Objective: Your task is to copy every line of the entries that contains "this".

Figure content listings

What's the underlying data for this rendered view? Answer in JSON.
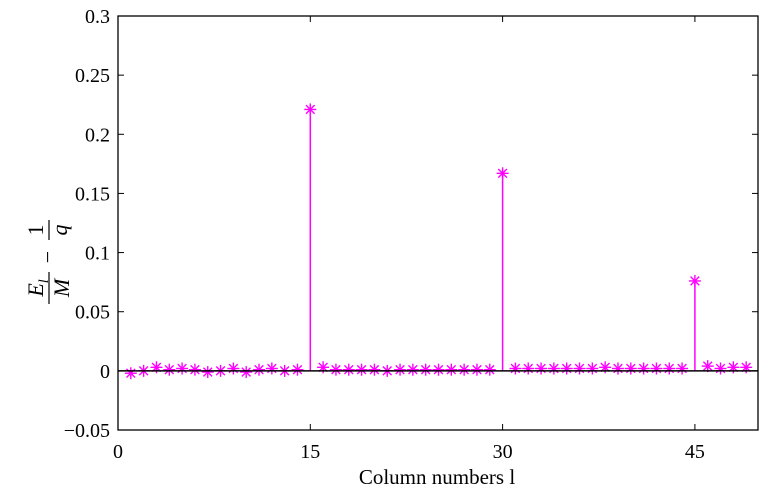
{
  "chart_data": {
    "type": "stem",
    "title": "",
    "xlabel": "Column numbers l",
    "ylabel": {
      "numerator_symbol": "E",
      "numerator_subscript": "l",
      "denominator_symbol": "M",
      "minus": "−",
      "numerator_one": "1",
      "denominator_q": "q"
    },
    "xlim": [
      0,
      50
    ],
    "ylim": [
      -0.05,
      0.3
    ],
    "xticks": [
      0,
      15,
      30,
      45
    ],
    "xtick_labels": [
      "0",
      "15",
      "30",
      "45"
    ],
    "yticks": [
      -0.05,
      0,
      0.05,
      0.1,
      0.15,
      0.2,
      0.25,
      0.3
    ],
    "ytick_labels": [
      "−0.05",
      "0",
      "0.05",
      "0.1",
      "0.15",
      "0.2",
      "0.25",
      "0.3"
    ],
    "grid": false,
    "baseline": 0,
    "marker": "asterisk",
    "color": "#ff00ff",
    "x": [
      1,
      2,
      3,
      4,
      5,
      6,
      7,
      8,
      9,
      10,
      11,
      12,
      13,
      14,
      15,
      16,
      17,
      18,
      19,
      20,
      21,
      22,
      23,
      24,
      25,
      26,
      27,
      28,
      29,
      30,
      31,
      32,
      33,
      34,
      35,
      36,
      37,
      38,
      39,
      40,
      41,
      42,
      43,
      44,
      45,
      46,
      47,
      48,
      49
    ],
    "values": [
      -0.002,
      0.0,
      0.003,
      0.001,
      0.002,
      0.001,
      -0.001,
      0.0,
      0.002,
      -0.001,
      0.001,
      0.002,
      0.0,
      0.001,
      0.221,
      0.003,
      0.001,
      0.001,
      0.001,
      0.001,
      0.0,
      0.001,
      0.001,
      0.001,
      0.001,
      0.001,
      0.001,
      0.001,
      0.001,
      0.167,
      0.002,
      0.002,
      0.002,
      0.002,
      0.002,
      0.002,
      0.002,
      0.003,
      0.002,
      0.002,
      0.002,
      0.002,
      0.002,
      0.002,
      0.076,
      0.004,
      0.002,
      0.003,
      0.003
    ]
  }
}
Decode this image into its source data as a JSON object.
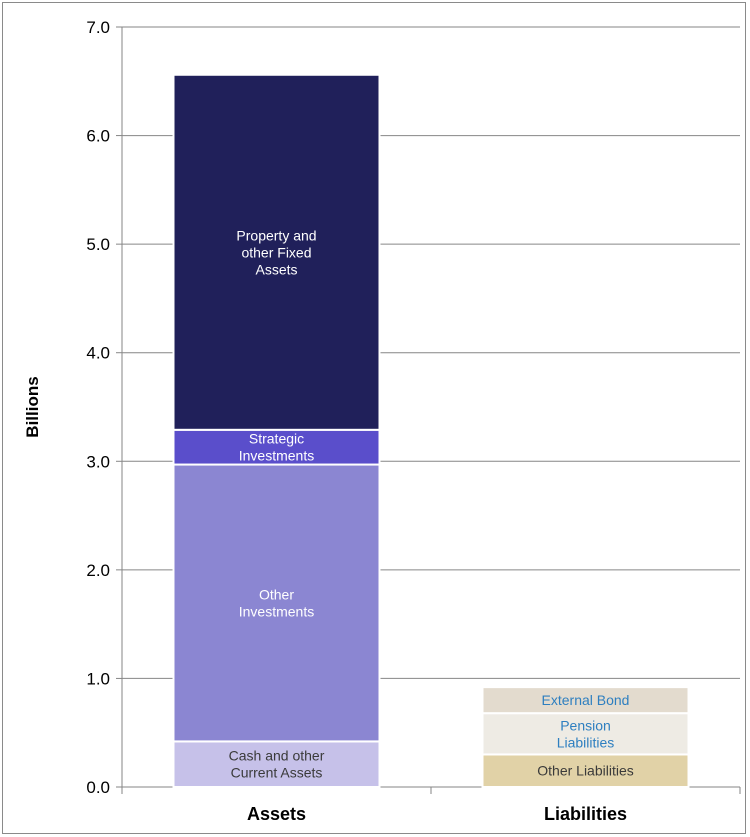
{
  "chart_data": {
    "type": "bar",
    "stacked": true,
    "title": "",
    "xlabel": "",
    "ylabel": "Billions",
    "ylim": [
      0,
      7
    ],
    "yticks": [
      "0.0",
      "1.0",
      "2.0",
      "3.0",
      "4.0",
      "5.0",
      "6.0",
      "7.0"
    ],
    "grid": true,
    "legend": "none",
    "categories": [
      "Assets",
      "Liabilities"
    ],
    "bars": [
      {
        "category": "Assets",
        "segments": [
          {
            "label_lines": [
              "Cash and other",
              "Current Assets"
            ],
            "value": 0.42,
            "color": "#c6c1e9",
            "text_color": "#3a3a3a"
          },
          {
            "label_lines": [
              "Other",
              "Investments"
            ],
            "value": 2.55,
            "color": "#8b86d2",
            "text_color": "#ffffff"
          },
          {
            "label_lines": [
              "Strategic",
              "Investments"
            ],
            "value": 0.32,
            "color": "#5a4ecb",
            "text_color": "#ffffff"
          },
          {
            "label_lines": [
              "Property and",
              "other Fixed",
              "Assets"
            ],
            "value": 3.27,
            "color": "#20205a",
            "text_color": "#ffffff"
          }
        ]
      },
      {
        "category": "Liabilities",
        "segments": [
          {
            "label_lines": [
              "Other Liabilities"
            ],
            "value": 0.3,
            "color": "#e1d2a7",
            "text_color": "#3a3a3a"
          },
          {
            "label_lines": [
              "Pension",
              "Liabilities"
            ],
            "value": 0.38,
            "color": "#eeebe4",
            "text_color": "#2e7fc0"
          },
          {
            "label_lines": [
              "External Bond"
            ],
            "value": 0.24,
            "color": "#e3dbce",
            "text_color": "#2e7fc0"
          }
        ]
      }
    ]
  }
}
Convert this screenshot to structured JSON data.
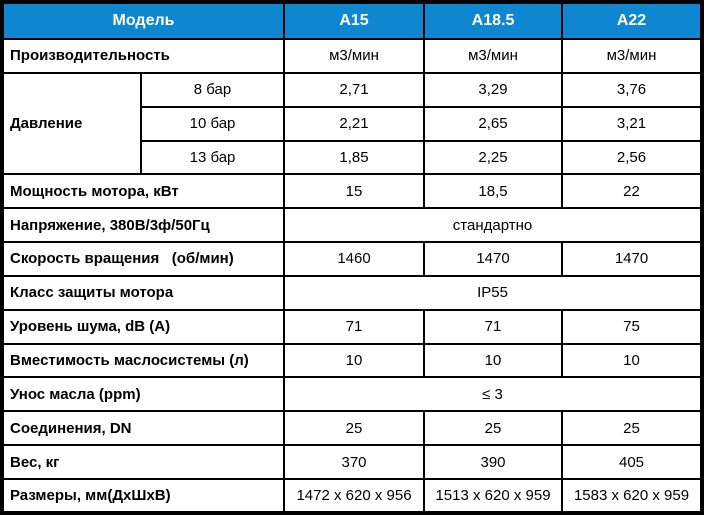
{
  "table": {
    "title_semantics": "compressor-specifications",
    "colors": {
      "header_bg": "#0e86d0",
      "header_text": "#ffffff",
      "border": "#000000"
    },
    "header": {
      "model_label": "Модель",
      "columns": [
        "A15",
        "A18.5",
        "A22"
      ]
    },
    "rows": {
      "capacity": {
        "label": "Производительность",
        "values": [
          "м3/мин",
          "м3/мин",
          "м3/мин"
        ]
      },
      "pressure": {
        "label": "Давление",
        "sub_rows": [
          {
            "label": "8 бар",
            "values": [
              "2,71",
              "3,29",
              "3,76"
            ]
          },
          {
            "label": "10 бар",
            "values": [
              "2,21",
              "2,65",
              "3,21"
            ]
          },
          {
            "label": "13 бар",
            "values": [
              "1,85",
              "2,25",
              "2,56"
            ]
          }
        ]
      },
      "motor_power": {
        "label": "Мощность мотора, кВт",
        "values": [
          "15",
          "18,5",
          "22"
        ]
      },
      "voltage": {
        "label": "Напряжение, 380В/3ф/50Гц",
        "value": "стандартно"
      },
      "rotation_speed": {
        "label": "Скорость вращения   (об/мин)",
        "values": [
          "1460",
          "1470",
          "1470"
        ]
      },
      "protection_class": {
        "label": "Класс защиты мотора",
        "value": "IP55"
      },
      "noise_level": {
        "label": "Уровень шума, dB (A)",
        "values": [
          "71",
          "71",
          "75"
        ]
      },
      "oil_system_capacity": {
        "label": "Вместимость маслосистемы (л)",
        "values": [
          "10",
          "10",
          "10"
        ]
      },
      "oil_carryover": {
        "label": "Унос масла (ppm)",
        "value": "≤ 3"
      },
      "connections": {
        "label": "Соединения, DN",
        "values": [
          "25",
          "25",
          "25"
        ]
      },
      "weight": {
        "label": "Вес, кг",
        "values": [
          "370",
          "390",
          "405"
        ]
      },
      "dimensions": {
        "label": "Размеры, мм(ДхШхВ)",
        "values": [
          "1472 x 620 x 956",
          "1513 x 620 x 959",
          "1583 x 620 x 959"
        ]
      }
    }
  }
}
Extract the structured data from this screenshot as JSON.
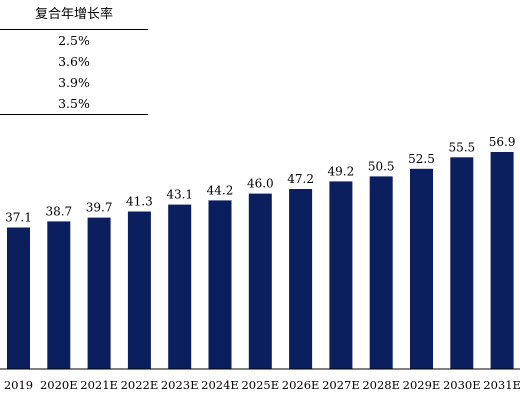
{
  "table": {
    "header": "复合年增长率",
    "rows": [
      "2.5%",
      "3.6%",
      "3.9%",
      "3.5%"
    ]
  },
  "chart_data": {
    "type": "bar",
    "categories": [
      "2019",
      "2020E",
      "2021E",
      "2022E",
      "2023E",
      "2024E",
      "2025E",
      "2026E",
      "2027E",
      "2028E",
      "2029E",
      "2030E",
      "2031E"
    ],
    "values": [
      37.1,
      38.7,
      39.7,
      41.3,
      43.1,
      44.2,
      46.0,
      47.2,
      49.2,
      50.5,
      52.5,
      55.5,
      56.9
    ],
    "value_labels": [
      "37.1",
      "38.7",
      "39.7",
      "41.3",
      "43.1",
      "44.2",
      "46.0",
      "47.2",
      "49.2",
      "50.5",
      "52.5",
      "55.5",
      "56.9"
    ],
    "title": "",
    "xlabel": "",
    "ylabel": "",
    "ylim": [
      0,
      56.9
    ],
    "grid": false,
    "colors": {
      "bar": "#0b1f5e",
      "axis": "#000000"
    }
  }
}
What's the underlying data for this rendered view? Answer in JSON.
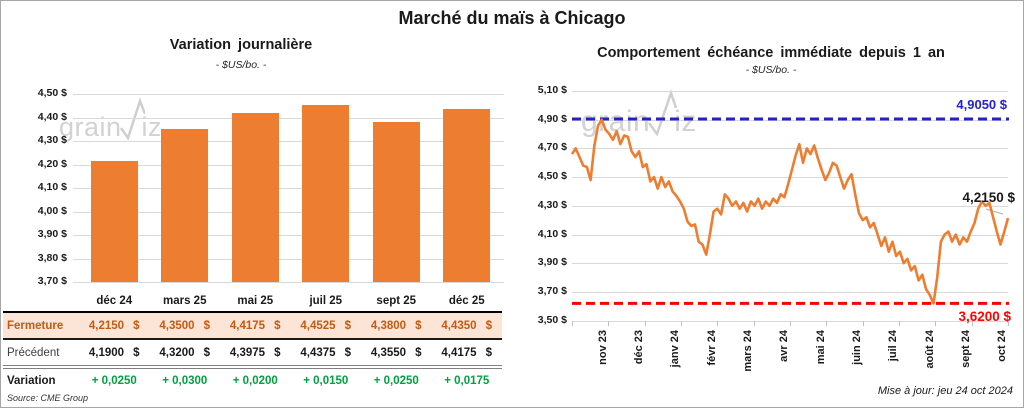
{
  "title": "Marché du maïs à Chicago",
  "currency": "$",
  "watermark": {
    "part1": "grain",
    "part2": "iz"
  },
  "colors": {
    "series_orange": "#ED7D31",
    "resistance_blue": "#2222CC",
    "support_red": "#FF0000",
    "variation_green": "#00A040",
    "highlight_row_bg": "#FCE4D6",
    "highlight_row_text": "#C55A11",
    "gridline": "#D9D9D9",
    "watermark": "#D2D2D2"
  },
  "left_chart": {
    "title": "Variation journalière",
    "subtitle": "- $US/bo. -",
    "source": "Source: CME Group",
    "y_ticks": [
      "4,50 $",
      "4,40 $",
      "4,30 $",
      "4,20 $",
      "4,10 $",
      "4,00 $",
      "3,90 $",
      "3,80 $",
      "3,70 $"
    ]
  },
  "table": {
    "columns": [
      "déc 24",
      "mars 25",
      "mai 25",
      "juil 25",
      "sept 25",
      "déc 25"
    ],
    "rows": [
      {
        "label": "Fermeture",
        "style": "fermeture",
        "currency": true,
        "values": [
          "4,2150",
          "4,3500",
          "4,4175",
          "4,4525",
          "4,3800",
          "4,4350"
        ]
      },
      {
        "label": "Précédent",
        "style": "precedent",
        "currency": true,
        "values": [
          "4,1900",
          "4,3200",
          "4,3975",
          "4,4375",
          "4,3550",
          "4,4175"
        ]
      },
      {
        "label": "Variation",
        "style": "variation",
        "currency": false,
        "values": [
          "+ 0,0250",
          "+ 0,0300",
          "+ 0,0200",
          "+ 0,0150",
          "+ 0,0250",
          "+ 0,0175"
        ]
      }
    ]
  },
  "right_chart": {
    "title": "Comportement échéance immédiate depuis 1 an",
    "subtitle": "- $US/bo. -",
    "updated": "Mise à jour: jeu 24 oct 2024",
    "y_ticks": [
      "5,10 $",
      "4,90 $",
      "4,70 $",
      "4,50 $",
      "4,30 $",
      "4,10 $",
      "3,90 $",
      "3,70 $",
      "3,50 $"
    ],
    "x_ticks": [
      "nov 23",
      "déc 23",
      "janv 24",
      "févr 24",
      "mars 24",
      "avr 24",
      "mai 24",
      "juin 24",
      "juil 24",
      "août 24",
      "sept 24",
      "oct 24"
    ],
    "resistance_label": "4,9050 $",
    "support_label": "3,6200 $",
    "last_label": "4,2150 $"
  },
  "chart_data": [
    {
      "type": "bar",
      "title": "Variation journalière",
      "ylabel": "$US/bo.",
      "categories": [
        "déc 24",
        "mars 25",
        "mai 25",
        "juil 25",
        "sept 25",
        "déc 25"
      ],
      "values": [
        4.215,
        4.35,
        4.4175,
        4.4525,
        4.38,
        4.435
      ],
      "ylim": [
        3.7,
        4.5
      ],
      "grid": true
    },
    {
      "type": "line",
      "title": "Comportement échéance immédiate depuis 1 an",
      "ylabel": "$US/bo.",
      "x_tick_labels": [
        "nov 23",
        "déc 23",
        "janv 24",
        "févr 24",
        "mars 24",
        "avr 24",
        "mai 24",
        "juin 24",
        "juil 24",
        "août 24",
        "sept 24",
        "oct 24"
      ],
      "ylim": [
        3.5,
        5.1
      ],
      "grid": true,
      "reference_lines": [
        {
          "label": "4,9050 $",
          "value": 4.905,
          "color": "#2222CC",
          "style": "dashed"
        },
        {
          "label": "3,6200 $",
          "value": 3.62,
          "color": "#FF0000",
          "style": "dashed"
        }
      ],
      "last_value": 4.215,
      "last_label": "4,2150 $",
      "values": [
        4.66,
        4.7,
        4.64,
        4.58,
        4.57,
        4.48,
        4.72,
        4.86,
        4.9,
        4.83,
        4.8,
        4.76,
        4.82,
        4.73,
        4.79,
        4.78,
        4.68,
        4.64,
        4.68,
        4.57,
        4.59,
        4.47,
        4.5,
        4.42,
        4.5,
        4.43,
        4.47,
        4.4,
        4.37,
        4.33,
        4.28,
        4.19,
        4.16,
        4.17,
        4.05,
        4.03,
        3.96,
        4.1,
        4.26,
        4.28,
        4.24,
        4.38,
        4.35,
        4.3,
        4.33,
        4.28,
        4.32,
        4.26,
        4.33,
        4.3,
        4.35,
        4.28,
        4.33,
        4.3,
        4.35,
        4.32,
        4.38,
        4.36,
        4.45,
        4.55,
        4.65,
        4.73,
        4.6,
        4.7,
        4.66,
        4.72,
        4.63,
        4.55,
        4.48,
        4.53,
        4.6,
        4.58,
        4.5,
        4.42,
        4.48,
        4.52,
        4.38,
        4.25,
        4.2,
        4.22,
        4.15,
        4.18,
        4.1,
        4.02,
        4.08,
        3.98,
        4.05,
        3.95,
        3.98,
        3.9,
        3.93,
        3.85,
        3.88,
        3.78,
        3.82,
        3.72,
        3.68,
        3.62,
        3.8,
        4.05,
        4.1,
        4.12,
        4.05,
        4.1,
        4.03,
        4.08,
        4.05,
        4.12,
        4.18,
        4.28,
        4.33,
        4.3,
        4.32,
        4.22,
        4.12,
        4.03,
        4.12,
        4.215
      ]
    }
  ]
}
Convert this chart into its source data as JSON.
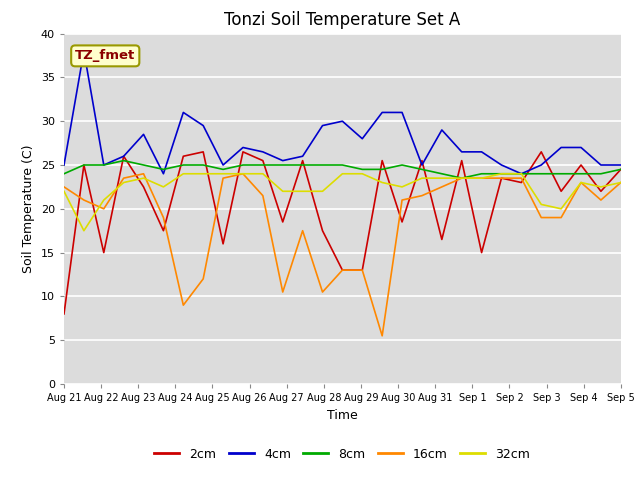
{
  "title": "Tonzi Soil Temperature Set A",
  "xlabel": "Time",
  "ylabel": "Soil Temperature (C)",
  "annotation": "TZ_fmet",
  "ylim": [
    0,
    40
  ],
  "background_color": "#dcdcdc",
  "tick_labels": [
    "Aug 21",
    "Aug 22",
    "Aug 23",
    "Aug 24",
    "Aug 25",
    "Aug 26",
    "Aug 27",
    "Aug 28",
    "Aug 29",
    "Aug 30",
    "Aug 31",
    "Sep 1",
    "Sep 2",
    "Sep 3",
    "Sep 4",
    "Sep 5"
  ],
  "series": {
    "2cm": {
      "color": "#cc0000",
      "values": [
        8.0,
        25.0,
        15.0,
        26.0,
        22.5,
        17.5,
        26.0,
        26.5,
        16.0,
        26.5,
        25.5,
        18.5,
        25.5,
        17.5,
        13.0,
        13.0,
        25.5,
        18.5,
        25.5,
        16.5,
        25.5,
        15.0,
        23.5,
        23.0,
        26.5,
        22.0,
        25.0,
        22.0,
        24.5
      ]
    },
    "4cm": {
      "color": "#0000cc",
      "values": [
        25.0,
        38.0,
        25.0,
        26.0,
        28.5,
        24.0,
        31.0,
        29.5,
        25.0,
        27.0,
        26.5,
        25.5,
        26.0,
        29.5,
        30.0,
        28.0,
        31.0,
        31.0,
        25.0,
        29.0,
        26.5,
        26.5,
        25.0,
        24.0,
        25.0,
        27.0,
        27.0,
        25.0,
        25.0
      ]
    },
    "8cm": {
      "color": "#00aa00",
      "values": [
        24.0,
        25.0,
        25.0,
        25.5,
        25.0,
        24.5,
        25.0,
        25.0,
        24.5,
        25.0,
        25.0,
        25.0,
        25.0,
        25.0,
        25.0,
        24.5,
        24.5,
        25.0,
        24.5,
        24.0,
        23.5,
        24.0,
        24.0,
        24.0,
        24.0,
        24.0,
        24.0,
        24.0,
        24.5
      ]
    },
    "16cm": {
      "color": "#ff8800",
      "values": [
        22.5,
        21.0,
        20.0,
        23.5,
        24.0,
        19.0,
        9.0,
        12.0,
        23.5,
        24.0,
        21.5,
        10.5,
        17.5,
        10.5,
        13.0,
        13.0,
        5.5,
        21.0,
        21.5,
        22.5,
        23.5,
        23.5,
        23.5,
        23.5,
        19.0,
        19.0,
        23.0,
        21.0,
        23.0
      ]
    },
    "32cm": {
      "color": "#dddd00",
      "values": [
        22.0,
        17.5,
        21.0,
        23.0,
        23.5,
        22.5,
        24.0,
        24.0,
        24.0,
        24.0,
        24.0,
        22.0,
        22.0,
        22.0,
        24.0,
        24.0,
        23.0,
        22.5,
        23.5,
        23.5,
        23.5,
        23.5,
        24.0,
        24.0,
        20.5,
        20.0,
        23.0,
        22.5,
        23.0
      ]
    }
  }
}
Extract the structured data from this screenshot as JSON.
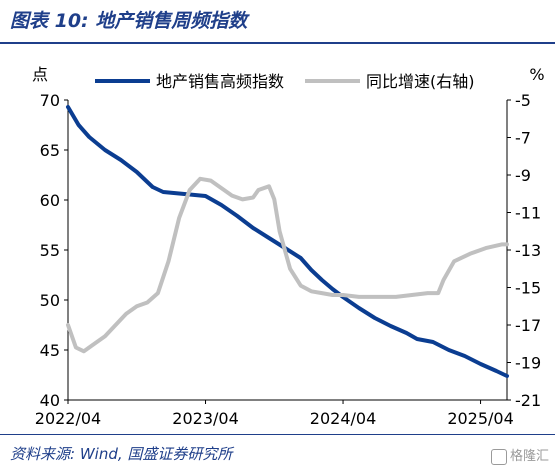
{
  "title": "图表 10:  地产销售周频指数",
  "source": "资料来源:  Wind,  国盛证券研究所",
  "watermark": "格隆汇",
  "chart_data": {
    "type": "line",
    "left_axis_unit": "点",
    "right_axis_unit": "%",
    "x_tick_labels": [
      "2022/04",
      "2023/04",
      "2024/04",
      "2025/04"
    ],
    "x_ticks": [
      0,
      52,
      104,
      156
    ],
    "y_left": {
      "min": 40,
      "max": 70,
      "step": 5
    },
    "y_right": {
      "min": -21,
      "max": -5,
      "step": 2
    },
    "legend_position": "top",
    "colors": {
      "primary": "#0b3d91",
      "secondary": "#c0c0c0",
      "accent": "#1f3f8a"
    },
    "series": [
      {
        "name": "地产销售高频指数",
        "axis": "left",
        "color": "#0b3d91",
        "points": [
          [
            0,
            69.3
          ],
          [
            4,
            67.5
          ],
          [
            8,
            66.3
          ],
          [
            14,
            65.0
          ],
          [
            20,
            64.0
          ],
          [
            26,
            62.8
          ],
          [
            32,
            61.3
          ],
          [
            36,
            60.8
          ],
          [
            44,
            60.6
          ],
          [
            52,
            60.4
          ],
          [
            58,
            59.5
          ],
          [
            64,
            58.4
          ],
          [
            70,
            57.2
          ],
          [
            76,
            56.2
          ],
          [
            82,
            55.2
          ],
          [
            88,
            54.2
          ],
          [
            92,
            53.0
          ],
          [
            96,
            52.0
          ],
          [
            100,
            51.1
          ],
          [
            104,
            50.3
          ],
          [
            110,
            49.2
          ],
          [
            116,
            48.2
          ],
          [
            122,
            47.4
          ],
          [
            128,
            46.7
          ],
          [
            132,
            46.1
          ],
          [
            138,
            45.8
          ],
          [
            144,
            45.0
          ],
          [
            150,
            44.4
          ],
          [
            156,
            43.6
          ],
          [
            162,
            42.9
          ],
          [
            166,
            42.4
          ]
        ]
      },
      {
        "name": "同比增速(右轴)",
        "axis": "right",
        "color": "#c0c0c0",
        "points": [
          [
            0,
            -17.0
          ],
          [
            3,
            -18.2
          ],
          [
            6,
            -18.4
          ],
          [
            10,
            -18.0
          ],
          [
            14,
            -17.6
          ],
          [
            18,
            -17.0
          ],
          [
            22,
            -16.4
          ],
          [
            26,
            -16.0
          ],
          [
            30,
            -15.8
          ],
          [
            34,
            -15.3
          ],
          [
            38,
            -13.6
          ],
          [
            42,
            -11.3
          ],
          [
            46,
            -9.8
          ],
          [
            50,
            -9.2
          ],
          [
            54,
            -9.3
          ],
          [
            58,
            -9.7
          ],
          [
            62,
            -10.1
          ],
          [
            66,
            -10.3
          ],
          [
            70,
            -10.2
          ],
          [
            72,
            -9.8
          ],
          [
            76,
            -9.6
          ],
          [
            78,
            -10.3
          ],
          [
            80,
            -12.0
          ],
          [
            84,
            -14.0
          ],
          [
            88,
            -14.9
          ],
          [
            92,
            -15.2
          ],
          [
            96,
            -15.3
          ],
          [
            100,
            -15.4
          ],
          [
            104,
            -15.4
          ],
          [
            110,
            -15.5
          ],
          [
            116,
            -15.5
          ],
          [
            124,
            -15.5
          ],
          [
            130,
            -15.4
          ],
          [
            136,
            -15.3
          ],
          [
            140,
            -15.3
          ],
          [
            142,
            -14.6
          ],
          [
            146,
            -13.6
          ],
          [
            152,
            -13.2
          ],
          [
            158,
            -12.9
          ],
          [
            164,
            -12.7
          ],
          [
            166,
            -12.7
          ]
        ]
      }
    ],
    "x_max": 166,
    "grid": false
  }
}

Finished exercise:
What's the underlying data for this rendered view? Answer in JSON.
Decode this image into its source data as a JSON object.
Convert this screenshot to structured JSON data.
Extract the structured data from this screenshot as JSON.
What's the underlying data for this rendered view? Answer in JSON.
Convert this chart into its source data as JSON.
Extract the structured data from this screenshot as JSON.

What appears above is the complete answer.